* Given instruction
Copy every line that mentions the word "mokrimi".

++++++

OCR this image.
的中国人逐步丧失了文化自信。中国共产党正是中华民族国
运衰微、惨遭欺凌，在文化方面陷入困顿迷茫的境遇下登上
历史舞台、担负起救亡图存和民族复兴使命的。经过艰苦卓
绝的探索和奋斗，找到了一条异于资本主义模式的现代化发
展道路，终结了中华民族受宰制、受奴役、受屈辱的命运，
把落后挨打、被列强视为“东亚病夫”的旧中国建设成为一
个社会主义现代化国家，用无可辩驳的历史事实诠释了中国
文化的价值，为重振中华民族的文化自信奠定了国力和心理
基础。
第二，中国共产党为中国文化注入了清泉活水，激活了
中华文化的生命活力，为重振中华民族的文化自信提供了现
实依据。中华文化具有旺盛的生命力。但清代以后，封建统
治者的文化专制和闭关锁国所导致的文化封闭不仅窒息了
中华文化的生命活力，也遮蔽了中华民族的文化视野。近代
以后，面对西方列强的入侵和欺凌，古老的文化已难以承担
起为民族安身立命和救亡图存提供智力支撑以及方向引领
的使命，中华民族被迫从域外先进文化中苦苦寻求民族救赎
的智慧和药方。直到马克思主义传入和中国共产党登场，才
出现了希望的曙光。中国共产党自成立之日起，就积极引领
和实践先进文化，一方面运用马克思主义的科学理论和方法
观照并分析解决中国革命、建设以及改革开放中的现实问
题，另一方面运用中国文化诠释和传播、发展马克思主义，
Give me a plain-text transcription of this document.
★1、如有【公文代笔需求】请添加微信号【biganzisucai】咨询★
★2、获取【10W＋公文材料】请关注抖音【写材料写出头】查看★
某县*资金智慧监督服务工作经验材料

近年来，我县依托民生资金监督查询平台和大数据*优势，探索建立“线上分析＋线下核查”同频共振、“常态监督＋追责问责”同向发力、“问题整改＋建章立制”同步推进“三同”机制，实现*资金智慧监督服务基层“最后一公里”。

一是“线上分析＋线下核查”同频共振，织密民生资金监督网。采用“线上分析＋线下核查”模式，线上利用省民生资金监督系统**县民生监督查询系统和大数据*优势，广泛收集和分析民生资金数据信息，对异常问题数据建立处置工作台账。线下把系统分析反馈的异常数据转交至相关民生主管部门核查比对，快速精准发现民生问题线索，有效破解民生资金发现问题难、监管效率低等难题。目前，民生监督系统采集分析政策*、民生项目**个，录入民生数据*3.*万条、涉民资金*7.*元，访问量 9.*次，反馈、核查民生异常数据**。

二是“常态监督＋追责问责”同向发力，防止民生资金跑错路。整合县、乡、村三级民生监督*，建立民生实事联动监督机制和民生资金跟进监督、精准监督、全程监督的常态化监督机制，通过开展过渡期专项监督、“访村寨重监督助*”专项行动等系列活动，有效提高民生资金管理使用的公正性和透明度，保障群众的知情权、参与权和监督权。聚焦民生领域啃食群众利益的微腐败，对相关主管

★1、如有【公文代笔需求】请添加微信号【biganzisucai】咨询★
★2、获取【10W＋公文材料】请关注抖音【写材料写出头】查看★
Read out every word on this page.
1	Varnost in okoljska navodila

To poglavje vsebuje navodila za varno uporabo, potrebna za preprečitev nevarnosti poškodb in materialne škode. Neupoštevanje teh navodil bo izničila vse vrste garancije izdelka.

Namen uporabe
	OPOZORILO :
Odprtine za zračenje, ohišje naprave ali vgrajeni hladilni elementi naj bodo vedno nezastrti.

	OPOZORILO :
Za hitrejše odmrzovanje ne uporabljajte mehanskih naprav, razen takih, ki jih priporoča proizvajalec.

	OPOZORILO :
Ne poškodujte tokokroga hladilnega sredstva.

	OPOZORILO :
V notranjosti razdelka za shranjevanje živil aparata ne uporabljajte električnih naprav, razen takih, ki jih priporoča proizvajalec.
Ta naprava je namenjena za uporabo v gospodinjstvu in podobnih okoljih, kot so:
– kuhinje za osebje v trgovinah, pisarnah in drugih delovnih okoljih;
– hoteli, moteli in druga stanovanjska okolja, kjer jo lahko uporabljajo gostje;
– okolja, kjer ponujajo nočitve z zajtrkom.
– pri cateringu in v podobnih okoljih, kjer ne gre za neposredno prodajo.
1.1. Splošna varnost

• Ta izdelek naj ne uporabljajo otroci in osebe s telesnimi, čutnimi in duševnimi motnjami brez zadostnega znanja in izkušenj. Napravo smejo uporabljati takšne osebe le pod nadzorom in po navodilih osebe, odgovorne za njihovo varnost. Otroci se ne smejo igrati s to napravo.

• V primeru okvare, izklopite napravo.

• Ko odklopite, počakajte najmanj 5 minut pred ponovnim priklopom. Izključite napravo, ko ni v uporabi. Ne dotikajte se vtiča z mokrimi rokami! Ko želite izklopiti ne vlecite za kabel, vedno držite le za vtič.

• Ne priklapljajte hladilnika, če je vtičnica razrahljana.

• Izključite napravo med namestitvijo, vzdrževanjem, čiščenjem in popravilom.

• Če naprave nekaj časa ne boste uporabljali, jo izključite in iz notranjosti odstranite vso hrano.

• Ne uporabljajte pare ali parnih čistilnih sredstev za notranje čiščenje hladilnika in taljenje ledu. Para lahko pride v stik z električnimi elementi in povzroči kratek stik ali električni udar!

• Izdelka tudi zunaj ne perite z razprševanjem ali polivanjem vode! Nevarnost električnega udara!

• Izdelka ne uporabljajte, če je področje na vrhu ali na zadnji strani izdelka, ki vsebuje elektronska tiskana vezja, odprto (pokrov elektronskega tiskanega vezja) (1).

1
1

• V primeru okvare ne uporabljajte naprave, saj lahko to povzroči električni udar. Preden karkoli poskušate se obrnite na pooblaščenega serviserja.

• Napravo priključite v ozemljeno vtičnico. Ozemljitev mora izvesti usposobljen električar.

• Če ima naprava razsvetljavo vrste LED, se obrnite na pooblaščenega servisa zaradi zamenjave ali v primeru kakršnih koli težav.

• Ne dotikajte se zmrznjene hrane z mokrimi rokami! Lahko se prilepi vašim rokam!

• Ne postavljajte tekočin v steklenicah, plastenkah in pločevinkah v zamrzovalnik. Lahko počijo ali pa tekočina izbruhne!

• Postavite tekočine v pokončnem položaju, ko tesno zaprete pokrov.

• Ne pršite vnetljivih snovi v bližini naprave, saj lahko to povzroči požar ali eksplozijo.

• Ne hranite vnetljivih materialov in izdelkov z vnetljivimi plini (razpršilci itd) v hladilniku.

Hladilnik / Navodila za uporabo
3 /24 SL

++++++

* Task answer
• Ko odklopite, počakajte najmanj 5 minut pred ponovnim priklopom. Izključite napravo, ko ni v uporabi. Ne dotikajte se vtiča z mokrimi rokami! Ko želite izklopiti ne vlecite za kabel, vedno držite le za vtič.
• Ne dotikajte se zmrznjene hrane z mokrimi rokami! Lahko se prilepi vašim rokam!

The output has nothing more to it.